**Task requirements:** Can the data below be set down again exactly, line for line?

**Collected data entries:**
· · · · · · ·

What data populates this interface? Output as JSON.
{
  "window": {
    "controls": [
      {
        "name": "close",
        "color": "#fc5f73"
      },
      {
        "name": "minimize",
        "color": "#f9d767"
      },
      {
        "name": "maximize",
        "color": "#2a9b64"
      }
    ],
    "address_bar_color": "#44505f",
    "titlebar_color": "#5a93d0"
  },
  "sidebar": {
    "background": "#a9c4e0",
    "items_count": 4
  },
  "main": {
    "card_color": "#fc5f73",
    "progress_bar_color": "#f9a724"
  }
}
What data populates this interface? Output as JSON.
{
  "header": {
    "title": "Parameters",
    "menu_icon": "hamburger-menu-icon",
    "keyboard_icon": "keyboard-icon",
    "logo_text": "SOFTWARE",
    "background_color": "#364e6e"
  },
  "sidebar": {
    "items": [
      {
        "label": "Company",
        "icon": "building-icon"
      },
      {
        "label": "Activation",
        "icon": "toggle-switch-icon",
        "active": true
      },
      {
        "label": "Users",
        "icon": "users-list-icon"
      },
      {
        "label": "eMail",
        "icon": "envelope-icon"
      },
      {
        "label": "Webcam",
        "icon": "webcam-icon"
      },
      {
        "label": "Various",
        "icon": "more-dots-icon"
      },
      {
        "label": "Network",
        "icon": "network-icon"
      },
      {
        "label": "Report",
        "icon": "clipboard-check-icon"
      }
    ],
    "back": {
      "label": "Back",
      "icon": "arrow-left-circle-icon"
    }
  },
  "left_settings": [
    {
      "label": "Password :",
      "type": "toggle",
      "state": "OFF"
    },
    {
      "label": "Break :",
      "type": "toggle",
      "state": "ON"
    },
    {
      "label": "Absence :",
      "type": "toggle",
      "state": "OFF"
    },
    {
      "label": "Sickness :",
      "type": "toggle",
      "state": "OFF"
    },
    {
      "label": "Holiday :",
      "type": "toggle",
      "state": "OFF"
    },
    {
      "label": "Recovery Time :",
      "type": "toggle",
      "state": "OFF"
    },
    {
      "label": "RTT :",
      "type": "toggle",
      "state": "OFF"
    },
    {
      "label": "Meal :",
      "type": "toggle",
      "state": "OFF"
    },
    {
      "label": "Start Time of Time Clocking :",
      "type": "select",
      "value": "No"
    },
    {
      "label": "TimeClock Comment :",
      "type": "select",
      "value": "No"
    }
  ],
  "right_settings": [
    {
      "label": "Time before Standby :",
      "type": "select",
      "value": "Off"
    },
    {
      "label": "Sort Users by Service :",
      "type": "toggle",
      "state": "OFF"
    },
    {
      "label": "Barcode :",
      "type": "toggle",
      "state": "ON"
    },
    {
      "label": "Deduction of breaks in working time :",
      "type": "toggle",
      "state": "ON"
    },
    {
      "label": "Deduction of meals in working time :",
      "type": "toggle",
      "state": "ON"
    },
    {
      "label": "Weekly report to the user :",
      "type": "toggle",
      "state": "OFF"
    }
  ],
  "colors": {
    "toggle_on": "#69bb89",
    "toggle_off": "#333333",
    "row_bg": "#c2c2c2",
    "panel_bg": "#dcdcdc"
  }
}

· · · · · · ·

**Solution to this task:**
What data populates this interface? Output as JSON.
{
  "window": {
    "controls": [
      {
        "name": "close",
        "color": "#fc5f73"
      },
      {
        "name": "minimize",
        "color": "#f9d767"
      },
      {
        "name": "maximize",
        "color": "#2a9b64"
      }
    ],
    "address_bar_color": "#44505f",
    "titlebar_color": "#5a93d0"
  },
  "sidebar": {
    "background": "#a9c4e0",
    "items_count": 4
  },
  "main": {
    "card_color": "#fc5f73",
    "progress_bar_color": "#f9a724"
  }
}
What data populates this interface? Output as JSON.
{
  "header": {
    "title": "Parameters",
    "menu_icon": "hamburger-menu-icon",
    "keyboard_icon": "keyboard-icon",
    "logo_text": "SOFTWARE",
    "background_color": "#364e6e"
  },
  "sidebar": {
    "items": [
      {
        "label": "Company",
        "icon": "building-icon"
      },
      {
        "label": "Activation",
        "icon": "toggle-switch-icon",
        "active": true
      },
      {
        "label": "Users",
        "icon": "users-list-icon"
      },
      {
        "label": "eMail",
        "icon": "envelope-icon"
      },
      {
        "label": "Webcam",
        "icon": "webcam-icon"
      },
      {
        "label": "Various",
        "icon": "more-dots-icon"
      },
      {
        "label": "Network",
        "icon": "network-icon"
      },
      {
        "label": "Report",
        "icon": "clipboard-check-icon"
      }
    ],
    "back": {
      "label": "Back",
      "icon": "arrow-left-circle-icon"
    }
  },
  "left_settings": [
    {
      "label": "Password :",
      "type": "toggle",
      "state": "OFF"
    },
    {
      "label": "Break :",
      "type": "toggle",
      "state": "ON"
    },
    {
      "label": "Absence :",
      "type": "toggle",
      "state": "OFF"
    },
    {
      "label": "Sickness :",
      "type": "toggle",
      "state": "OFF"
    },
    {
      "label": "Holiday :",
      "type": "toggle",
      "state": "OFF"
    },
    {
      "label": "Recovery Time :",
      "type": "toggle",
      "state": "OFF"
    },
    {
      "label": "RTT :",
      "type": "toggle",
      "state": "OFF"
    },
    {
      "label": "Meal :",
      "type": "toggle",
      "state": "OFF"
    },
    {
      "label": "Start Time of Time Clocking :",
      "type": "select",
      "value": "No"
    },
    {
      "label": "TimeClock Comment :",
      "type": "select",
      "value": "No"
    }
  ],
  "right_settings": [
    {
      "label": "Time before Standby :",
      "type": "select",
      "value": "Off"
    },
    {
      "label": "Sort Users by Service :",
      "type": "toggle",
      "state": "OFF"
    },
    {
      "label": "Barcode :",
      "type": "toggle",
      "state": "ON"
    },
    {
      "label": "Deduction of breaks in working time :",
      "type": "toggle",
      "state": "ON"
    },
    {
      "label": "Deduction of meals in working time :",
      "type": "toggle",
      "state": "ON"
    },
    {
      "label": "Weekly report to the user :",
      "type": "toggle",
      "state": "OFF"
    }
  ],
  "colors": {
    "toggle_on": "#69bb89",
    "toggle_off": "#333333",
    "row_bg": "#c2c2c2",
    "panel_bg": "#dcdcdc"
  }
}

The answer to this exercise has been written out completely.